• _What is needed_
Reproduce each of the lines word for word.

[Stored data]
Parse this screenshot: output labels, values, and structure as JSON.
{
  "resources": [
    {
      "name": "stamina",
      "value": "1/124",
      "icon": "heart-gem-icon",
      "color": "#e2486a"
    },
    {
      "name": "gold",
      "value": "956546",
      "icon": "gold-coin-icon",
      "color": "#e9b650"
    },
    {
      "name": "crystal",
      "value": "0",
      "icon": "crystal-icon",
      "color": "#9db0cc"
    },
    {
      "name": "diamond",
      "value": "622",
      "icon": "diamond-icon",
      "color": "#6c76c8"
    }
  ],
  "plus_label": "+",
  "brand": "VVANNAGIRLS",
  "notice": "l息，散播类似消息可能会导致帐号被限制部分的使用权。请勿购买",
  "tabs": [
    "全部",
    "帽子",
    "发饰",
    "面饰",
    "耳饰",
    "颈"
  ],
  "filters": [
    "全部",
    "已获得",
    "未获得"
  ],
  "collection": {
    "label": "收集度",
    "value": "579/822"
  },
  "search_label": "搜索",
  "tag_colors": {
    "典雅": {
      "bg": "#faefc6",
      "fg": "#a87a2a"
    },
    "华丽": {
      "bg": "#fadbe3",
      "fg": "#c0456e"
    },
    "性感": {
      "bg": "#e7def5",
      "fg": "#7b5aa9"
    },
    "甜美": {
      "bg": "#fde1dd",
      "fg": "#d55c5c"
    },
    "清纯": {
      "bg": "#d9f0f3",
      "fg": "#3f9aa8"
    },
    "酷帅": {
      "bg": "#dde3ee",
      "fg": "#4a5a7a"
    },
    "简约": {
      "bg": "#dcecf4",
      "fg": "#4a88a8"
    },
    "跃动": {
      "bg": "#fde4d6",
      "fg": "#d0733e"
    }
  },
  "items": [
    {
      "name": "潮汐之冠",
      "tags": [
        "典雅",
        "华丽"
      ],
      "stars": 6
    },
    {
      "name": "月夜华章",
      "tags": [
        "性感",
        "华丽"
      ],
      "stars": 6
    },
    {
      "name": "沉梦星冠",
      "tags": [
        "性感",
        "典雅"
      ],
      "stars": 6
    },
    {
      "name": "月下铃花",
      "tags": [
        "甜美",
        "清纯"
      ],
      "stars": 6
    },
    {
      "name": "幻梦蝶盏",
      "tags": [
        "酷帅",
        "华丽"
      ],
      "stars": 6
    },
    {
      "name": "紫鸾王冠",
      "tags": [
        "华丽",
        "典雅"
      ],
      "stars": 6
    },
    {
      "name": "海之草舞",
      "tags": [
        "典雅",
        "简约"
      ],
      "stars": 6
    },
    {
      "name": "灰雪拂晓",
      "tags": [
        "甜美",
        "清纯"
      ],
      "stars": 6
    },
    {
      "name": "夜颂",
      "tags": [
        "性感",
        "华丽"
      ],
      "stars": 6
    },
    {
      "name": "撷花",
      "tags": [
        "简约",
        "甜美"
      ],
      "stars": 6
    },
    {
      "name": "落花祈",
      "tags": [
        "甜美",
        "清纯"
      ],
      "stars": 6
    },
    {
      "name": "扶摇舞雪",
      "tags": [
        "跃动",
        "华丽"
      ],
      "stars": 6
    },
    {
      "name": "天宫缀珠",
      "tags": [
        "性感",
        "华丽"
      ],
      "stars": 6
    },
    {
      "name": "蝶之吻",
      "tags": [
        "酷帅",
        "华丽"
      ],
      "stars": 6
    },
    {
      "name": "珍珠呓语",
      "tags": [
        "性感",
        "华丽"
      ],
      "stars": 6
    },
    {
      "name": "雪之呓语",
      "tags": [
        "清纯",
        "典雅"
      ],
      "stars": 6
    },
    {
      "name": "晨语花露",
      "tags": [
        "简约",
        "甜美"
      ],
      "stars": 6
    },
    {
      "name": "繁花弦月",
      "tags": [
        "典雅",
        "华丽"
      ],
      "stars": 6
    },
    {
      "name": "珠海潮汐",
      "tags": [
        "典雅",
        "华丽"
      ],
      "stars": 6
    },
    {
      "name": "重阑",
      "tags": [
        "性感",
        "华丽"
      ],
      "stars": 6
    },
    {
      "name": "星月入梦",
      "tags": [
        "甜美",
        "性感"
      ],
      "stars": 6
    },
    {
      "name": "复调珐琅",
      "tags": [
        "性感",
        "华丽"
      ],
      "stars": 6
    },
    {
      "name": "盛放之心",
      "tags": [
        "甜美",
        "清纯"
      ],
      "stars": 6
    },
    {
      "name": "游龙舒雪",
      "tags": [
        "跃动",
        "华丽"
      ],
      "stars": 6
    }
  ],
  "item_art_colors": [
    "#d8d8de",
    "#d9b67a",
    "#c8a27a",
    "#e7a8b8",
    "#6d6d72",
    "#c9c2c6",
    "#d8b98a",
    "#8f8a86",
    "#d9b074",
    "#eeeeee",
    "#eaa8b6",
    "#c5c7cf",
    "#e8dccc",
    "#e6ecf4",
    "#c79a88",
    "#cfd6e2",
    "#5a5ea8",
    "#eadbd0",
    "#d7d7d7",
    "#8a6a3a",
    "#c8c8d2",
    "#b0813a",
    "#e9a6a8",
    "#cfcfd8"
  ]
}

• _Correct response_
Parse this screenshot: output labels, values, and structure as JSON.
{
  "resources": [
    {
      "name": "stamina",
      "value": "1/124",
      "icon": "heart-gem-icon",
      "color": "#e2486a"
    },
    {
      "name": "gold",
      "value": "956546",
      "icon": "gold-coin-icon",
      "color": "#e9b650"
    },
    {
      "name": "crystal",
      "value": "0",
      "icon": "crystal-icon",
      "color": "#9db0cc"
    },
    {
      "name": "diamond",
      "value": "622",
      "icon": "diamond-icon",
      "color": "#6c76c8"
    }
  ],
  "plus_label": "+",
  "brand": "VVANNAGIRLS",
  "notice": "l息，散播类似消息可能会导致帐号被限制部分的使用权。请勿购买",
  "tabs": [
    "全部",
    "帽子",
    "发饰",
    "面饰",
    "耳饰",
    "颈"
  ],
  "filters": [
    "全部",
    "已获得",
    "未获得"
  ],
  "collection": {
    "label": "收集度",
    "value": "579/822"
  },
  "search_label": "搜索",
  "tag_colors": {
    "典雅": {
      "bg": "#faefc6",
      "fg": "#a87a2a"
    },
    "华丽": {
      "bg": "#fadbe3",
      "fg": "#c0456e"
    },
    "性感": {
      "bg": "#e7def5",
      "fg": "#7b5aa9"
    },
    "甜美": {
      "bg": "#fde1dd",
      "fg": "#d55c5c"
    },
    "清纯": {
      "bg": "#d9f0f3",
      "fg": "#3f9aa8"
    },
    "酷帅": {
      "bg": "#dde3ee",
      "fg": "#4a5a7a"
    },
    "简约": {
      "bg": "#dcecf4",
      "fg": "#4a88a8"
    },
    "跃动": {
      "bg": "#fde4d6",
      "fg": "#d0733e"
    }
  },
  "items": [
    {
      "name": "潮汐之冠",
      "tags": [
        "典雅",
        "华丽"
      ],
      "stars": 6
    },
    {
      "name": "月夜华章",
      "tags": [
        "性感",
        "华丽"
      ],
      "stars": 6
    },
    {
      "name": "沉梦星冠",
      "tags": [
        "性感",
        "典雅"
      ],
      "stars": 6
    },
    {
      "name": "月下铃花",
      "tags": [
        "甜美",
        "清纯"
      ],
      "stars": 6
    },
    {
      "name": "幻梦蝶盏",
      "tags": [
        "酷帅",
        "华丽"
      ],
      "stars": 6
    },
    {
      "name": "紫鸾王冠",
      "tags": [
        "华丽",
        "典雅"
      ],
      "stars": 6
    },
    {
      "name": "海之草舞",
      "tags": [
        "典雅",
        "简约"
      ],
      "stars": 6
    },
    {
      "name": "灰雪拂晓",
      "tags": [
        "甜美",
        "清纯"
      ],
      "stars": 6
    },
    {
      "name": "夜颂",
      "tags": [
        "性感",
        "华丽"
      ],
      "stars": 6
    },
    {
      "name": "撷花",
      "tags": [
        "简约",
        "甜美"
      ],
      "stars": 6
    },
    {
      "name": "落花祈",
      "tags": [
        "甜美",
        "清纯"
      ],
      "stars": 6
    },
    {
      "name": "扶摇舞雪",
      "tags": [
        "跃动",
        "华丽"
      ],
      "stars": 6
    },
    {
      "name": "天宫缀珠",
      "tags": [
        "性感",
        "华丽"
      ],
      "stars": 6
    },
    {
      "name": "蝶之吻",
      "tags": [
        "酷帅",
        "华丽"
      ],
      "stars": 6
    },
    {
      "name": "珍珠呓语",
      "tags": [
        "性感",
        "华丽"
      ],
      "stars": 6
    },
    {
      "name": "雪之呓语",
      "tags": [
        "清纯",
        "典雅"
      ],
      "stars": 6
    },
    {
      "name": "晨语花露",
      "tags": [
        "简约",
        "甜美"
      ],
      "stars": 6
    },
    {
      "name": "繁花弦月",
      "tags": [
        "典雅",
        "华丽"
      ],
      "stars": 6
    },
    {
      "name": "珠海潮汐",
      "tags": [
        "典雅",
        "华丽"
      ],
      "stars": 6
    },
    {
      "name": "重阑",
      "tags": [
        "性感",
        "华丽"
      ],
      "stars": 6
    },
    {
      "name": "星月入梦",
      "tags": [
        "甜美",
        "性感"
      ],
      "stars": 6
    },
    {
      "name": "复调珐琅",
      "tags": [
        "性感",
        "华丽"
      ],
      "stars": 6
    },
    {
      "name": "盛放之心",
      "tags": [
        "甜美",
        "清纯"
      ],
      "stars": 6
    },
    {
      "name": "游龙舒雪",
      "tags": [
        "跃动",
        "华丽"
      ],
      "stars": 6
    }
  ],
  "item_art_colors": [
    "#d8d8de",
    "#d9b67a",
    "#c8a27a",
    "#e7a8b8",
    "#6d6d72",
    "#c9c2c6",
    "#d8b98a",
    "#8f8a86",
    "#d9b074",
    "#eeeeee",
    "#eaa8b6",
    "#c5c7cf",
    "#e8dccc",
    "#e6ecf4",
    "#c79a88",
    "#cfd6e2",
    "#5a5ea8",
    "#eadbd0",
    "#d7d7d7",
    "#8a6a3a",
    "#c8c8d2",
    "#b0813a",
    "#e9a6a8",
    "#cfcfd8"
  ]
}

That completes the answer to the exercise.